> _Short exercise 1_:
Answer these questions about the Spandau Ballet primer:
(a) What kind of band does it say Spandau Ballet is?
(b) What is the title of the documentary the band premiered?
(c) What song did they sing at the Lou Reed tribute?

SXSW: A Spandau Ballet Primer

The British New Wave band was among the most talked about acts at the Austin film and music festival -- and for good reason.
Jack Plunkett/Invision/AP

What's all the fuss about '80s group Spandau Ballet? With the British New Wave band making headlines during the film and music festival portions of South by Southwest 2014 -- they premiered a career-spanning documentary, Soul Boys of the Western World, played their first U.S. show in 28 years and performed at a tribute to Lou Reed, singing "Satellite of Love" -- perhaps it's time America realized there's more to the band than their still ubiquitious 1983 hit "True." Beyond these borders, the five Brits have enjoyed decades of pop hits and still have a loyal fan following that fills arenas.

> _Short exercise 2_: Tally the lines of the records that contain the string "assignment". Reply with the number alone.

> _Records provided_:
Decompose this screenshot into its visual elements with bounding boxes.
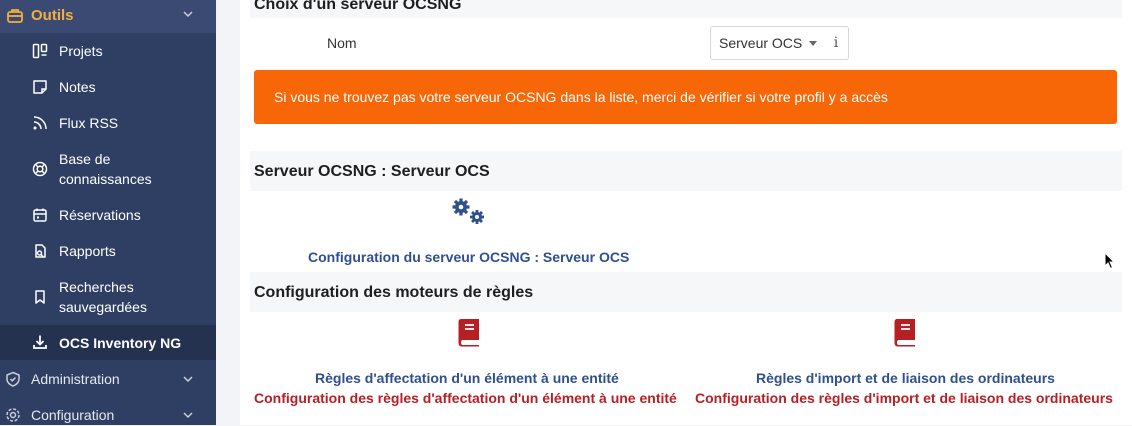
sidebar-item-rapports[interactable]: Rapports (0, 240, 216, 262)
cogs-icon[interactable] (450, 197, 488, 227)
sidebar-section-configuration[interactable]: Configuration (0, 404, 216, 426)
caret-down-icon (809, 41, 817, 46)
sidebar-item-flux-rss[interactable]: Flux RSS (0, 112, 216, 134)
alert-text: Si vous ne trouvez pas votre serveur OCS… (274, 89, 888, 105)
sidebar-item-projets[interactable]: Projets (0, 40, 216, 62)
projects-icon (32, 43, 48, 59)
rss-icon (33, 116, 47, 130)
calendar-icon (33, 208, 47, 222)
main-panel (240, 0, 1132, 425)
rule-assignment-config-link[interactable]: Configuration des règles d'affectation d… (254, 390, 677, 406)
toolbox-icon (7, 9, 23, 23)
server-section-header: Serveur OCSNG : Serveur OCS (250, 151, 1122, 191)
sidebar-section-outils[interactable]: Outils (0, 0, 216, 33)
sidebar-item-notes[interactable]: Notes (0, 76, 216, 98)
rule-import-link[interactable]: Règles d'import et de liaison des ordina… (756, 370, 1055, 386)
sidebar-item-label-line1: Recherches (59, 279, 134, 295)
sidebar-item-reservations[interactable]: Réservations (0, 204, 216, 226)
section-title: Choix d'un serveur OCSNG (254, 0, 462, 13)
warning-alert: Si vous ne trouvez pas votre serveur OCS… (254, 70, 1117, 124)
server-config-link[interactable]: Configuration du serveur OCSNG : Serveur… (308, 249, 629, 265)
sidebar-item-label: Rapports (59, 243, 116, 259)
chevron-down-icon (183, 412, 193, 419)
bookmark-icon (35, 290, 45, 304)
rule-import-config-link[interactable]: Configuration des règles d'import et de … (695, 390, 1113, 406)
download-icon (33, 335, 47, 349)
sidebar: Outils Projets Notes Flux RSS Base de co… (0, 0, 216, 425)
book-icon[interactable] (893, 318, 918, 347)
sidebar-section-label: Configuration (31, 407, 115, 423)
shield-icon (6, 371, 20, 387)
sidebar-item-label: Projets (59, 43, 103, 59)
gear-icon (6, 408, 20, 422)
sidebar-item-label: Flux RSS (59, 115, 119, 131)
rules-section-header: Configuration des moteurs de règles (250, 272, 1122, 312)
sidebar-item-recherches-sauvegardees[interactable]: Recherches sauvegardées (0, 276, 216, 318)
sidebar-section-label: Outils (31, 7, 74, 24)
section-title: Serveur OCSNG : Serveur OCS (254, 163, 490, 180)
section-title: Configuration des moteurs de règles (254, 284, 534, 301)
mouse-cursor-icon (1104, 252, 1116, 270)
sidebar-section-label: Administration (31, 371, 120, 387)
sidebar-item-label-line1: Base de (59, 151, 111, 167)
lifebuoy-icon (32, 161, 48, 177)
sidebar-item-label: OCS Inventory NG (59, 335, 182, 351)
info-button[interactable]: i (824, 26, 849, 60)
sidebar-item-label: Réservations (59, 207, 141, 223)
notes-icon (33, 80, 47, 94)
sidebar-item-base-de-connaissances[interactable]: Base de connaissances (0, 148, 216, 190)
sidebar-item-label-line2: sauvegardées (59, 299, 147, 315)
server-select-value: Serveur OCS (719, 35, 803, 51)
report-icon (35, 244, 46, 258)
sidebar-item-ocs-inventory-ng[interactable]: OCS Inventory NG (0, 325, 216, 360)
ocsng-server-choice-header: Choix d'un serveur OCSNG (250, 0, 1122, 18)
chevron-down-icon (183, 376, 193, 383)
nom-label: Nom (327, 35, 357, 51)
sidebar-item-label-line2: connaissances (59, 171, 152, 187)
sidebar-item-label: Notes (59, 79, 96, 95)
chevron-down-icon (183, 11, 193, 18)
sidebar-section-administration[interactable]: Administration (0, 368, 216, 390)
server-select[interactable]: Serveur OCS (710, 26, 825, 60)
rule-assignment-link[interactable]: Règles d'affectation d'un élément à une … (315, 370, 619, 386)
book-icon[interactable] (457, 318, 482, 347)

> _Exercise output 1_:
(a) A British New Wave band.
(b) Soul Boys of the Western World.
(c) "Satellite of Love."

> _Exercise output 2_: 2